JOB: Read the records below. Copy each line where the string "heading" occurs.

(Stored items)
□ □ □ □

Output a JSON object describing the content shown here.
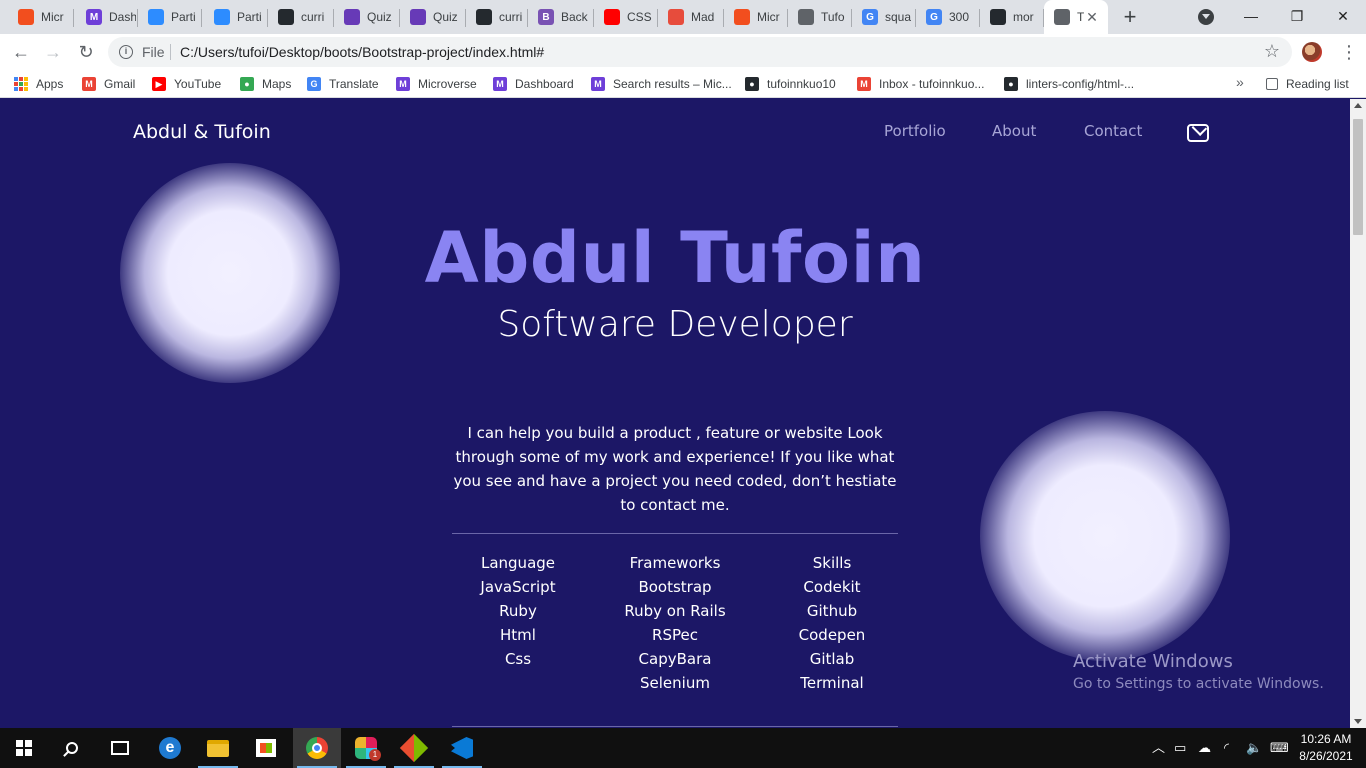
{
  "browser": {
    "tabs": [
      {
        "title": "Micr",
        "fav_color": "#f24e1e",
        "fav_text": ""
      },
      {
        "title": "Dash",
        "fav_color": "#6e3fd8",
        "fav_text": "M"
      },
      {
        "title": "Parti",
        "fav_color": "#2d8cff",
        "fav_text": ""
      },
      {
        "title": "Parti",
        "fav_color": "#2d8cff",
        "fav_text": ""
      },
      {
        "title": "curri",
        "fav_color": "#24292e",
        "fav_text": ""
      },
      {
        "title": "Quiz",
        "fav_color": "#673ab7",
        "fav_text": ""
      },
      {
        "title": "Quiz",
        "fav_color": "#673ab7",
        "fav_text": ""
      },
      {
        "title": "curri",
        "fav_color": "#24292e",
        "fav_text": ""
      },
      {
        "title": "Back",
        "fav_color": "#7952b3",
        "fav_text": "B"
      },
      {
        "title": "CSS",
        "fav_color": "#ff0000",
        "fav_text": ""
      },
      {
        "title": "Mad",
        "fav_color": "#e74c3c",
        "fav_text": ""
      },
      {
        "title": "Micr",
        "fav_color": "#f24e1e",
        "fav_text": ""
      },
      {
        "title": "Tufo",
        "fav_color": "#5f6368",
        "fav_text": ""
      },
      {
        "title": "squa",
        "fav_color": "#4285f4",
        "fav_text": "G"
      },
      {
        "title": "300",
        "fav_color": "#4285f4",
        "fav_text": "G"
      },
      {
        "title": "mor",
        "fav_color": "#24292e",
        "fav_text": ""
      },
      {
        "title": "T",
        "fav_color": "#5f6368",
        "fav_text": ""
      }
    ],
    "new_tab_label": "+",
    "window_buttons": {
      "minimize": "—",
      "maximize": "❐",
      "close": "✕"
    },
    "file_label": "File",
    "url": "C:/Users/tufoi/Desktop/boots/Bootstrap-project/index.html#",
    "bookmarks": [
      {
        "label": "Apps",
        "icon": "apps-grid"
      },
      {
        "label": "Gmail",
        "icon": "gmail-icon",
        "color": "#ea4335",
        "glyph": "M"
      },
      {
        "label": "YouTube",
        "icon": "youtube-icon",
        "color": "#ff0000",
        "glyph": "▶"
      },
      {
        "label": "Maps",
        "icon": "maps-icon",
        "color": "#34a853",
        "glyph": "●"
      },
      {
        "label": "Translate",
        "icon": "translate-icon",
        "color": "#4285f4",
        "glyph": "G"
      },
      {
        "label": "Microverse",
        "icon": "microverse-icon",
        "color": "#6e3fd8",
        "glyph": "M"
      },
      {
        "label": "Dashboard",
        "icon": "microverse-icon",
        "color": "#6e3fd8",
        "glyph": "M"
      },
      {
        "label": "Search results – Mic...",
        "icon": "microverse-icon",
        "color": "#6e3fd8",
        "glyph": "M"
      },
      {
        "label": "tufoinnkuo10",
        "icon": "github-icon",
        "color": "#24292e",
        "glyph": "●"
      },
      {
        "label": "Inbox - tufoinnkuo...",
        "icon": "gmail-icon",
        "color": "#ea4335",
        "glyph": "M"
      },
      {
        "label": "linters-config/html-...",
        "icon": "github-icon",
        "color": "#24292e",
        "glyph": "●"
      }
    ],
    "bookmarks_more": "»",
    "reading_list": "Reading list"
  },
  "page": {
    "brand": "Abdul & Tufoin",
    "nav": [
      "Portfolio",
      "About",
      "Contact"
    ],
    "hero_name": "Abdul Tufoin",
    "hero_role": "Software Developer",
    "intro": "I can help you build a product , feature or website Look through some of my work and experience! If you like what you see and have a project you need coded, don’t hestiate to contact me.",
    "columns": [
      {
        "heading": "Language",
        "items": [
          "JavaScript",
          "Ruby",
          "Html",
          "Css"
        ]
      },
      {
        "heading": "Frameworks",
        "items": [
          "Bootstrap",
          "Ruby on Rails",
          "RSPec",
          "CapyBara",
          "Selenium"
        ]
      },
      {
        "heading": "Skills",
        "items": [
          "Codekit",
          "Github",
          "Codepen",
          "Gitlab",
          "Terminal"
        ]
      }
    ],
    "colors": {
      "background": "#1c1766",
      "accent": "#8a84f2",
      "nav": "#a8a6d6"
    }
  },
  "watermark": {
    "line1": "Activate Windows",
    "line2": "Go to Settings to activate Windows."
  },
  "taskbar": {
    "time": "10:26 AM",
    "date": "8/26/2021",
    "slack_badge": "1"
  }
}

□ □ □ □

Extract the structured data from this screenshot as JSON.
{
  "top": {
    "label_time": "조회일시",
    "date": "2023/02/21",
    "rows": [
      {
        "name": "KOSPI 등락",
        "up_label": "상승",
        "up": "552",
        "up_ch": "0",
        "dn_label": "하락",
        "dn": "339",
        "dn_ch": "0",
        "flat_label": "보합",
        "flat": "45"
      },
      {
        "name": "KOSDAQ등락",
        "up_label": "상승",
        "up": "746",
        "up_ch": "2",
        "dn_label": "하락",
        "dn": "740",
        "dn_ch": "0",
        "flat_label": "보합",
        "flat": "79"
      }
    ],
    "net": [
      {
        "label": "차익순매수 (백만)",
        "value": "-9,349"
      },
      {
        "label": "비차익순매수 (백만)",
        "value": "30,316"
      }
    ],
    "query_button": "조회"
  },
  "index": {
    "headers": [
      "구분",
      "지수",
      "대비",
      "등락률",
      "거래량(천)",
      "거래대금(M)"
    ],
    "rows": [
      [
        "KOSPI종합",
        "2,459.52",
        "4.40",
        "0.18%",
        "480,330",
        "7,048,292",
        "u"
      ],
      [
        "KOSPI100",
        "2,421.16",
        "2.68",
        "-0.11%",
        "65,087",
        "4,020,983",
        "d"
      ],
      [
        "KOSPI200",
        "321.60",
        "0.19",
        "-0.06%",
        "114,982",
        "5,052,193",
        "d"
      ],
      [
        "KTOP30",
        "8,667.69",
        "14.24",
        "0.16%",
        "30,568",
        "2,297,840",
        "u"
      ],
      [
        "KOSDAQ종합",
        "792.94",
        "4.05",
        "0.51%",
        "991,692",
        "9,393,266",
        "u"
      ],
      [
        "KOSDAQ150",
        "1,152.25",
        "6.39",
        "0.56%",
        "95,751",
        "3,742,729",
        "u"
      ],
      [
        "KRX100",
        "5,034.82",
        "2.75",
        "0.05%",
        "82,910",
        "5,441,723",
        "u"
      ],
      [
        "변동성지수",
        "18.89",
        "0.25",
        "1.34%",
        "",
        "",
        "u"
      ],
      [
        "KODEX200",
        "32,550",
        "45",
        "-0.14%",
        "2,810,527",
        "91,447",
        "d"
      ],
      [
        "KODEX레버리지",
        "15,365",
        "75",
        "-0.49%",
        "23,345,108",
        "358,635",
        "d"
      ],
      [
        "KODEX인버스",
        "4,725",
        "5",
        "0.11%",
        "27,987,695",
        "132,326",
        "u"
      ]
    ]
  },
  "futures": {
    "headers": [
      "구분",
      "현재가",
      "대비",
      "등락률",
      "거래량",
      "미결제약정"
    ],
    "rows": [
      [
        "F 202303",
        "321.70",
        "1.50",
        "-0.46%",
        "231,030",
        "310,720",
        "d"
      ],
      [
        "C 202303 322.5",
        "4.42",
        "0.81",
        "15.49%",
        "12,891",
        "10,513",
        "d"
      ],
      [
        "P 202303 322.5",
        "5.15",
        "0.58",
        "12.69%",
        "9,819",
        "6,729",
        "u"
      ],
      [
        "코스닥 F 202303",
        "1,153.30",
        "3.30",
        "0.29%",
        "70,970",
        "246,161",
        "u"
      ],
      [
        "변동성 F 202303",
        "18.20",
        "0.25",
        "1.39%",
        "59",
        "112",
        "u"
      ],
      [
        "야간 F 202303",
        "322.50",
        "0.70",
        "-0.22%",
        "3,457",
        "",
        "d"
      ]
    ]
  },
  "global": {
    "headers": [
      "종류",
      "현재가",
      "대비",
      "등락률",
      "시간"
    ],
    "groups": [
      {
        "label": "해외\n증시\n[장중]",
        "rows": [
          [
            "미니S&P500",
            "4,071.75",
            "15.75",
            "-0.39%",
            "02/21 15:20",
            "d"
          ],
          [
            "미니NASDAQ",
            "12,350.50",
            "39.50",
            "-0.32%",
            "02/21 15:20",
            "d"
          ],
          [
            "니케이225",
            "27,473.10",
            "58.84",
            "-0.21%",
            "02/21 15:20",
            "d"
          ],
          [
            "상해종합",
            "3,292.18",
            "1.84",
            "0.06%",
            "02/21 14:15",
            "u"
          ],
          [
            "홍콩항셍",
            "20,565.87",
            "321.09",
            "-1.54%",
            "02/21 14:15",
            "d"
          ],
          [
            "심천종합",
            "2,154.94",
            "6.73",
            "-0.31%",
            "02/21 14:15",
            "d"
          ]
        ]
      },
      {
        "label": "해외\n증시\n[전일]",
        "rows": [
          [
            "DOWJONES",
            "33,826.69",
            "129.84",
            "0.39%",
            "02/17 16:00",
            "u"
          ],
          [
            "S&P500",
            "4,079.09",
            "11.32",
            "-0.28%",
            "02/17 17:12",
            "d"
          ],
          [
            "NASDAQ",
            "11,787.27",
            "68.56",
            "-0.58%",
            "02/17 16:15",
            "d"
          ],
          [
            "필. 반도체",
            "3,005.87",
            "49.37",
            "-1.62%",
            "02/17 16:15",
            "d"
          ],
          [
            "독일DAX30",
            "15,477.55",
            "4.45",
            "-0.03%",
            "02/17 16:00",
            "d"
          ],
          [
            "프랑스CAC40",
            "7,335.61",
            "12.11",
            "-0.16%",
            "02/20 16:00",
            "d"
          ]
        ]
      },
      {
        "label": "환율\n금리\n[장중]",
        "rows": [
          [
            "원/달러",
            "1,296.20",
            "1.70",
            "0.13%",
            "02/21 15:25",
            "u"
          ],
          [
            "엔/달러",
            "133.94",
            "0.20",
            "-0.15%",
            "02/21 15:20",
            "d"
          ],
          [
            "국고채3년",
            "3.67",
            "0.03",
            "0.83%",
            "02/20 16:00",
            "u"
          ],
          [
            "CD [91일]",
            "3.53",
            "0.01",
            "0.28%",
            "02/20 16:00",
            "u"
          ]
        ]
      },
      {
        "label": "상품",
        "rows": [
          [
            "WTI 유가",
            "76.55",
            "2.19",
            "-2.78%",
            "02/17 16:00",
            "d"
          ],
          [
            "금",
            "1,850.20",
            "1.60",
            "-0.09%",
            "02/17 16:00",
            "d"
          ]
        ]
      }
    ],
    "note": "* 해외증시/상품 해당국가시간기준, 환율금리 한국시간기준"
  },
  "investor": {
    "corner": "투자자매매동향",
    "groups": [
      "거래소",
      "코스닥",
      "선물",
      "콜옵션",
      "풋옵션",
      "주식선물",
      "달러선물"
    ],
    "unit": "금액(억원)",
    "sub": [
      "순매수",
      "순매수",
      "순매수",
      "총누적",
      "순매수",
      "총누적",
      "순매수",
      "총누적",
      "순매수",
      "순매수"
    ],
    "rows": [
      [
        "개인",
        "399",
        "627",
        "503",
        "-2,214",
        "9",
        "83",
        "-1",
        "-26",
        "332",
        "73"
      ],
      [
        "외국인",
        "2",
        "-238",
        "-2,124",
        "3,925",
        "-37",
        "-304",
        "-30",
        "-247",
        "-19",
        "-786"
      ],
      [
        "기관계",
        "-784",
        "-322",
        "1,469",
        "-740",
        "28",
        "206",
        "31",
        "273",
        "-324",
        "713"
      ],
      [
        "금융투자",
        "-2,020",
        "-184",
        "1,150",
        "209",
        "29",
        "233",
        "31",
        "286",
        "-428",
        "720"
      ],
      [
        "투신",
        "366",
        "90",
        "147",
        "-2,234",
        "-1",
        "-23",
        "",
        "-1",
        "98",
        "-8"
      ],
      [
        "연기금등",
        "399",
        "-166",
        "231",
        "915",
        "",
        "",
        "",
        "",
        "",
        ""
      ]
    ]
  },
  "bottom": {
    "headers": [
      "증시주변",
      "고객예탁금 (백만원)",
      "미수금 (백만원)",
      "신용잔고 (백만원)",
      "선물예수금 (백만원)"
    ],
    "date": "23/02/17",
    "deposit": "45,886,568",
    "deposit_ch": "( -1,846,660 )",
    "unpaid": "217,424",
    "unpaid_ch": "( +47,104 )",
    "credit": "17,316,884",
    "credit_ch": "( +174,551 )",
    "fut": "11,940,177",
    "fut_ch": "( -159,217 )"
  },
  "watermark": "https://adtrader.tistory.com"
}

□ □ □ □

RESPONSE TO THE TASK:
        "heading": "Language",
        "heading": "Frameworks",
        "heading": "Skills",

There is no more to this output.